(What needs to be done):
Without the pictures, copy all of the data exactly.
-=-=-
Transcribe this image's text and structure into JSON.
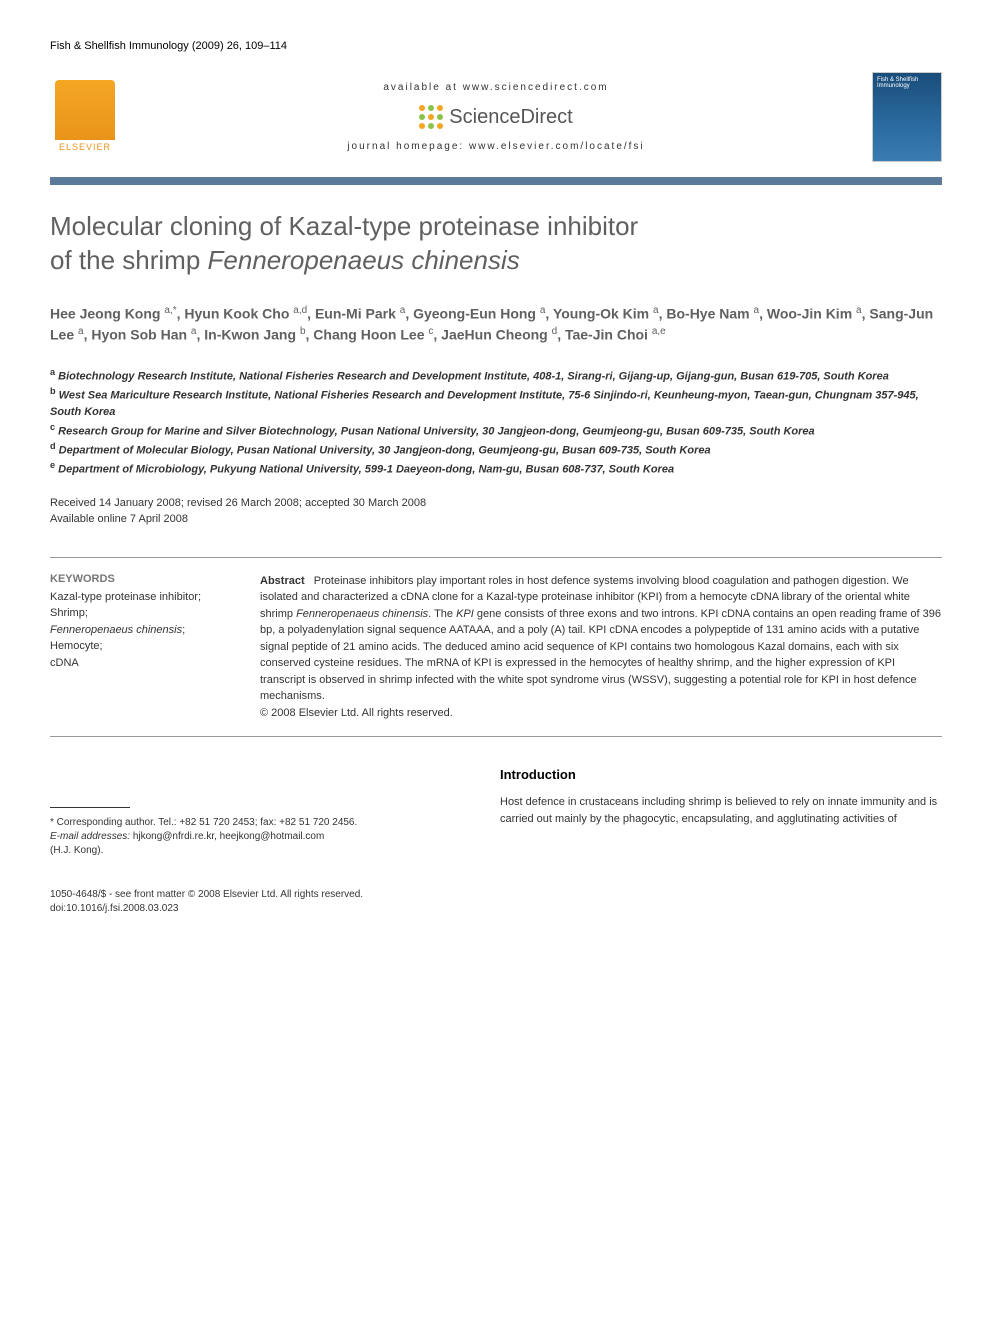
{
  "journal_ref": "Fish & Shellfish Immunology (2009) 26, 109–114",
  "header": {
    "available_text": "available at www.sciencedirect.com",
    "sd_brand": "ScienceDirect",
    "homepage_text": "journal homepage: www.elsevier.com/locate/fsi",
    "elsevier_label": "ELSEVIER",
    "cover_title": "Fish & Shellfish Immunology"
  },
  "divider_color": "#5b7a9a",
  "title": {
    "line1": "Molecular cloning of Kazal-type proteinase inhibitor",
    "line2_prefix": "of the shrimp ",
    "line2_italic": "Fenneropenaeus chinensis"
  },
  "authors_html": "Hee Jeong Kong <sup>a,*</sup>, Hyun Kook Cho <sup>a,d</sup>, Eun-Mi Park <sup>a</sup>, Gyeong-Eun Hong <sup>a</sup>, Young-Ok Kim <sup>a</sup>, Bo-Hye Nam <sup>a</sup>, Woo-Jin Kim <sup>a</sup>, Sang-Jun Lee <sup>a</sup>, Hyon Sob Han <sup>a</sup>, In-Kwon Jang <sup>b</sup>, Chang Hoon Lee <sup>c</sup>, JaeHun Cheong <sup>d</sup>, Tae-Jin Choi <sup>a,e</sup>",
  "affiliations": [
    "<sup>a</sup> Biotechnology Research Institute, National Fisheries Research and Development Institute, 408-1, Sirang-ri, Gijang-up, Gijang-gun, Busan 619-705, South Korea",
    "<sup>b</sup> West Sea Mariculture Research Institute, National Fisheries Research and Development Institute, 75-6 Sinjindo-ri, Keunheung-myon, Taean-gun, Chungnam 357-945, South Korea",
    "<sup>c</sup> Research Group for Marine and Silver Biotechnology, Pusan National University, 30 Jangjeon-dong, Geumjeong-gu, Busan 609-735, South Korea",
    "<sup>d</sup> Department of Molecular Biology, Pusan National University, 30 Jangjeon-dong, Geumjeong-gu, Busan 609-735, South Korea",
    "<sup>e</sup> Department of Microbiology, Pukyung National University, 599-1 Daeyeon-dong, Nam-gu, Busan 608-737, South Korea"
  ],
  "dates": {
    "received": "Received 14 January 2008; revised 26 March 2008; accepted 30 March 2008",
    "online": "Available online 7 April 2008"
  },
  "keywords": {
    "heading": "KEYWORDS",
    "items": [
      "Kazal-type proteinase inhibitor;",
      "Shrimp;",
      "<span class=\"italic\">Fenneropenaeus chinensis</span>;",
      "Hemocyte;",
      "cDNA"
    ]
  },
  "abstract": {
    "label": "Abstract",
    "body": "Proteinase inhibitors play important roles in host defence systems involving blood coagulation and pathogen digestion. We isolated and characterized a cDNA clone for a Kazal-type proteinase inhibitor (KPI) from a hemocyte cDNA library of the oriental white shrimp <span class=\"italic\">Fenneropenaeus chinensis</span>. The <span class=\"italic\">KPI</span> gene consists of three exons and two introns. KPI cDNA contains an open reading frame of 396 bp, a polyadenylation signal sequence AATAAA, and a poly (A) tail. KPI cDNA encodes a polypeptide of 131 amino acids with a putative signal peptide of 21 amino acids. The deduced amino acid sequence of KPI contains two homologous Kazal domains, each with six conserved cysteine residues. The mRNA of KPI is expressed in the hemocytes of healthy shrimp, and the higher expression of KPI transcript is observed in shrimp infected with the white spot syndrome virus (WSSV), suggesting a potential role for KPI in host defence mechanisms.",
    "copyright": "© 2008 Elsevier Ltd. All rights reserved."
  },
  "footnote": {
    "corresponding": "* Corresponding author. Tel.: +82 51 720 2453; fax: +82 51 720 2456.",
    "email_label": "E-mail addresses:",
    "emails": "hjkong@nfrdi.re.kr, heejkong@hotmail.com",
    "email_person": "(H.J. Kong)."
  },
  "introduction": {
    "heading": "Introduction",
    "text": "Host defence in crustaceans including shrimp is believed to rely on innate immunity and is carried out mainly by the phagocytic, encapsulating, and agglutinating activities of"
  },
  "page_footer": {
    "line1": "1050-4648/$ - see front matter © 2008 Elsevier Ltd. All rights reserved.",
    "line2": "doi:10.1016/j.fsi.2008.03.023"
  },
  "sd_dot_colors": [
    "#f5a623",
    "#8bc34a",
    "#f5a623",
    "#8bc34a",
    "#f5a623",
    "#8bc34a",
    "#f5a623",
    "#8bc34a",
    "#f5a623"
  ]
}
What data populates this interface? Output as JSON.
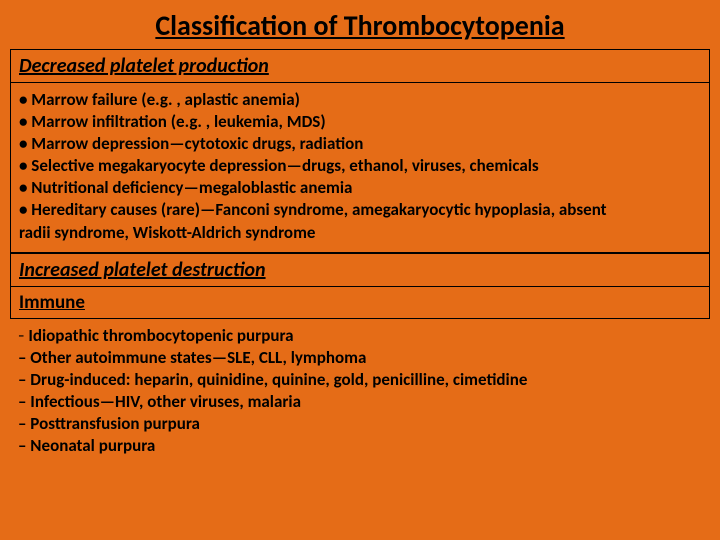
{
  "title": "Classification of Thrombocytopenia",
  "section1": {
    "header": "Decreased platelet production",
    "bullets": [
      "• Marrow failure (e.g. , aplastic anemia)",
      "• Marrow infiltration (e.g. , leukemia, MDS)",
      "• Marrow depression—cytotoxic drugs, radiation",
      "• Selective megakaryocyte depression—drugs, ethanol, viruses, chemicals",
      "• Nutritional deficiency—megaloblastic anemia",
      "• Hereditary causes (rare)—Fanconi syndrome, amegakaryocytic hypoplasia, absent",
      "radii syndrome, Wiskott-Aldrich syndrome"
    ]
  },
  "section2": {
    "header": "Increased platelet destruction",
    "subheader": "Immune",
    "bullets": [
      "– Idiopathic thrombocytopenic purpura",
      "– Other autoimmune states—SLE, CLL, lymphoma",
      "– Drug-induced: heparin, quinidine, quinine, gold, penicilline, cimetidine",
      "– Infectious—HIV, other viruses, malaria",
      "– Posttransfusion purpura",
      "– Neonatal purpura"
    ]
  },
  "colors": {
    "background": "#e56c17",
    "text": "#000000",
    "border": "#000000"
  },
  "typography": {
    "title_fontsize": 28,
    "header_fontsize": 20,
    "subheader_fontsize": 19,
    "body_fontsize": 17,
    "font_family": "Calibri"
  }
}
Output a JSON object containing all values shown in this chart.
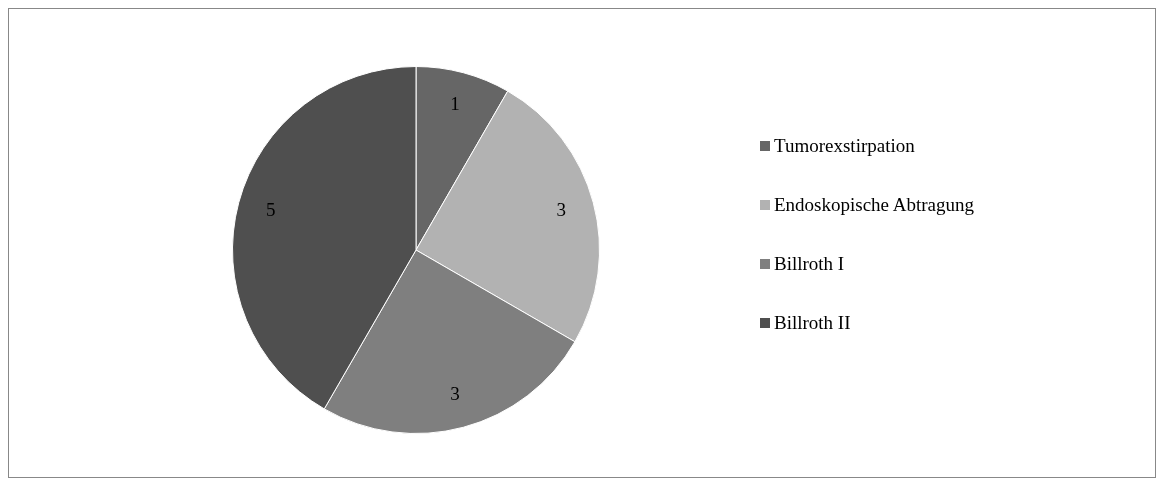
{
  "chart_data": {
    "type": "pie",
    "categories": [
      "Tumorexstirpation",
      "Endoskopische Abtragung",
      "Billroth I",
      "Billroth II"
    ],
    "values": [
      1,
      3,
      3,
      5
    ],
    "colors": [
      "#666666",
      "#b2b2b2",
      "#7f7f7f",
      "#4f4f4f"
    ],
    "data_labels": true,
    "legend": "right"
  }
}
-=-=-
(Expected output):
Transcribe this image's text and structure into JSON.
{
  "journal_ref": "Fish & Shellfish Immunology (2009) 26, 109–114",
  "header": {
    "available_text": "available at www.sciencedirect.com",
    "sd_brand": "ScienceDirect",
    "homepage_text": "journal homepage: www.elsevier.com/locate/fsi",
    "elsevier_label": "ELSEVIER",
    "cover_title": "Fish & Shellfish Immunology"
  },
  "divider_color": "#5b7a9a",
  "title": {
    "line1": "Molecular cloning of Kazal-type proteinase inhibitor",
    "line2_prefix": "of the shrimp ",
    "line2_italic": "Fenneropenaeus chinensis"
  },
  "authors_html": "Hee Jeong Kong <sup>a,*</sup>, Hyun Kook Cho <sup>a,d</sup>, Eun-Mi Park <sup>a</sup>, Gyeong-Eun Hong <sup>a</sup>, Young-Ok Kim <sup>a</sup>, Bo-Hye Nam <sup>a</sup>, Woo-Jin Kim <sup>a</sup>, Sang-Jun Lee <sup>a</sup>, Hyon Sob Han <sup>a</sup>, In-Kwon Jang <sup>b</sup>, Chang Hoon Lee <sup>c</sup>, JaeHun Cheong <sup>d</sup>, Tae-Jin Choi <sup>a,e</sup>",
  "affiliations": [
    "<sup>a</sup> Biotechnology Research Institute, National Fisheries Research and Development Institute, 408-1, Sirang-ri, Gijang-up, Gijang-gun, Busan 619-705, South Korea",
    "<sup>b</sup> West Sea Mariculture Research Institute, National Fisheries Research and Development Institute, 75-6 Sinjindo-ri, Keunheung-myon, Taean-gun, Chungnam 357-945, South Korea",
    "<sup>c</sup> Research Group for Marine and Silver Biotechnology, Pusan National University, 30 Jangjeon-dong, Geumjeong-gu, Busan 609-735, South Korea",
    "<sup>d</sup> Department of Molecular Biology, Pusan National University, 30 Jangjeon-dong, Geumjeong-gu, Busan 609-735, South Korea",
    "<sup>e</sup> Department of Microbiology, Pukyung National University, 599-1 Daeyeon-dong, Nam-gu, Busan 608-737, South Korea"
  ],
  "dates": {
    "received": "Received 14 January 2008; revised 26 March 2008; accepted 30 March 2008",
    "online": "Available online 7 April 2008"
  },
  "keywords": {
    "heading": "KEYWORDS",
    "items": [
      "Kazal-type proteinase inhibitor;",
      "Shrimp;",
      "<span class=\"italic\">Fenneropenaeus chinensis</span>;",
      "Hemocyte;",
      "cDNA"
    ]
  },
  "abstract": {
    "label": "Abstract",
    "body": "Proteinase inhibitors play important roles in host defence systems involving blood coagulation and pathogen digestion. We isolated and characterized a cDNA clone for a Kazal-type proteinase inhibitor (KPI) from a hemocyte cDNA library of the oriental white shrimp <span class=\"italic\">Fenneropenaeus chinensis</span>. The <span class=\"italic\">KPI</span> gene consists of three exons and two introns. KPI cDNA contains an open reading frame of 396 bp, a polyadenylation signal sequence AATAAA, and a poly (A) tail. KPI cDNA encodes a polypeptide of 131 amino acids with a putative signal peptide of 21 amino acids. The deduced amino acid sequence of KPI contains two homologous Kazal domains, each with six conserved cysteine residues. The mRNA of KPI is expressed in the hemocytes of healthy shrimp, and the higher expression of KPI transcript is observed in shrimp infected with the white spot syndrome virus (WSSV), suggesting a potential role for KPI in host defence mechanisms.",
    "copyright": "© 2008 Elsevier Ltd. All rights reserved."
  },
  "footnote": {
    "corresponding": "* Corresponding author. Tel.: +82 51 720 2453; fax: +82 51 720 2456.",
    "email_label": "E-mail addresses:",
    "emails": "hjkong@nfrdi.re.kr, heejkong@hotmail.com",
    "email_person": "(H.J. Kong)."
  },
  "introduction": {
    "heading": "Introduction",
    "text": "Host defence in crustaceans including shrimp is believed to rely on innate immunity and is carried out mainly by the phagocytic, encapsulating, and agglutinating activities of"
  },
  "page_footer": {
    "line1": "1050-4648/$ - see front matter © 2008 Elsevier Ltd. All rights reserved.",
    "line2": "doi:10.1016/j.fsi.2008.03.023"
  },
  "sd_dot_colors": [
    "#f5a623",
    "#8bc34a",
    "#f5a623",
    "#8bc34a",
    "#f5a623",
    "#8bc34a",
    "#f5a623",
    "#8bc34a",
    "#f5a623"
  ]
}
What data populates this interface? Output as JSON.
{
  "title": "Classification of Thrombocytopenia",
  "section1": {
    "header": "Decreased platelet production",
    "bullets": [
      "• Marrow failure (e.g. , aplastic anemia)",
      "• Marrow infiltration (e.g. , leukemia, MDS)",
      "• Marrow depression—cytotoxic drugs, radiation",
      "• Selective megakaryocyte depression—drugs, ethanol, viruses, chemicals",
      "• Nutritional deficiency—megaloblastic anemia",
      "• Hereditary causes (rare)—Fanconi syndrome, amegakaryocytic hypoplasia, absent",
      "radii syndrome, Wiskott-Aldrich syndrome"
    ]
  },
  "section2": {
    "header": "Increased platelet destruction",
    "subheader": "Immune",
    "bullets": [
      "– Idiopathic thrombocytopenic purpura",
      "– Other autoimmune states—SLE, CLL, lymphoma",
      "– Drug-induced: heparin, quinidine, quinine, gold, penicilline, cimetidine",
      "– Infectious—HIV, other viruses, malaria",
      "– Posttransfusion purpura",
      "– Neonatal purpura"
    ]
  },
  "colors": {
    "background": "#e56c17",
    "text": "#000000",
    "border": "#000000"
  },
  "typography": {
    "title_fontsize": 28,
    "header_fontsize": 20,
    "subheader_fontsize": 19,
    "body_fontsize": 17,
    "font_family": "Calibri"
  }
}
Output a JSON object containing all values shown in this chart.
{
  "chart_data": {
    "type": "pie",
    "categories": [
      "Tumorexstirpation",
      "Endoskopische Abtragung",
      "Billroth I",
      "Billroth II"
    ],
    "values": [
      1,
      3,
      3,
      5
    ],
    "colors": [
      "#666666",
      "#b2b2b2",
      "#7f7f7f",
      "#4f4f4f"
    ],
    "data_labels": true,
    "legend": "right"
  }
}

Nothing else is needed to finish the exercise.